-- Start Materials provided --

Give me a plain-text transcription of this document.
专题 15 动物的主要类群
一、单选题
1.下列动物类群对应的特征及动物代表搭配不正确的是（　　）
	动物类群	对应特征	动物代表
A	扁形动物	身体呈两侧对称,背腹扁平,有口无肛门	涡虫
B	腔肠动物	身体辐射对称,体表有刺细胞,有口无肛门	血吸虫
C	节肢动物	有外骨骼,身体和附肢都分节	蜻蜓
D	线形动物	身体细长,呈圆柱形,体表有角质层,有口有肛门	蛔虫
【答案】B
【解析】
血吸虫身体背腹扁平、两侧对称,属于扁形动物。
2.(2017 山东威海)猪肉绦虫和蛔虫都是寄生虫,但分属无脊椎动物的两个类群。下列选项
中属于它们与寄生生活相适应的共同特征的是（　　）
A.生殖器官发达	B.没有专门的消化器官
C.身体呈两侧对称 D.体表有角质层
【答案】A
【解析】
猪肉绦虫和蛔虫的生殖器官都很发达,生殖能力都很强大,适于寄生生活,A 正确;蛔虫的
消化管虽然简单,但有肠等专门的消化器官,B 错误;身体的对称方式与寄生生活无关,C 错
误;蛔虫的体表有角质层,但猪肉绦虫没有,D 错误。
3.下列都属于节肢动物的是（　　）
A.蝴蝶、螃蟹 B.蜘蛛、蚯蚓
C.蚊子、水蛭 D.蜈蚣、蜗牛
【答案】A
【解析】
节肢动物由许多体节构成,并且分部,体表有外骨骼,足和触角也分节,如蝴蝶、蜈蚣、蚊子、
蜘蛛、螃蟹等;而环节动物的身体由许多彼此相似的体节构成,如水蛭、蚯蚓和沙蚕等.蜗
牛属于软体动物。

-- End Materials provided --

Print the records once more, exactly as they were given.

Give me a plain-text transcription of this document.
专题 15 动物的主要类群
一、单选题
1.下列动物类群对应的特征及动物代表搭配不正确的是（　　）
	动物类群	对应特征	动物代表
A	扁形动物	身体呈两侧对称,背腹扁平,有口无肛门	涡虫
B	腔肠动物	身体辐射对称,体表有刺细胞,有口无肛门	血吸虫
C	节肢动物	有外骨骼,身体和附肢都分节	蜻蜓
D	线形动物	身体细长,呈圆柱形,体表有角质层,有口有肛门	蛔虫
【答案】B
【解析】
血吸虫身体背腹扁平、两侧对称,属于扁形动物。
2.(2017 山东威海)猪肉绦虫和蛔虫都是寄生虫,但分属无脊椎动物的两个类群。下列选项
中属于它们与寄生生活相适应的共同特征的是（　　）
A.生殖器官发达	B.没有专门的消化器官
C.身体呈两侧对称 D.体表有角质层
【答案】A
【解析】
猪肉绦虫和蛔虫的生殖器官都很发达,生殖能力都很强大,适于寄生生活,A 正确;蛔虫的
消化管虽然简单,但有肠等专门的消化器官,B 错误;身体的对称方式与寄生生活无关,C 错
误;蛔虫的体表有角质层,但猪肉绦虫没有,D 错误。
3.下列都属于节肢动物的是（　　）
A.蝴蝶、螃蟹 B.蜘蛛、蚯蚓
C.蚊子、水蛭 D.蜈蚣、蜗牛
【答案】A
【解析】
节肢动物由许多体节构成,并且分部,体表有外骨骼,足和触角也分节,如蝴蝶、蜈蚣、蚊子、
蜘蛛、螃蟹等;而环节动物的身体由许多彼此相似的体节构成,如水蛭、蚯蚓和沙蚕等.蜗
牛属于软体动物。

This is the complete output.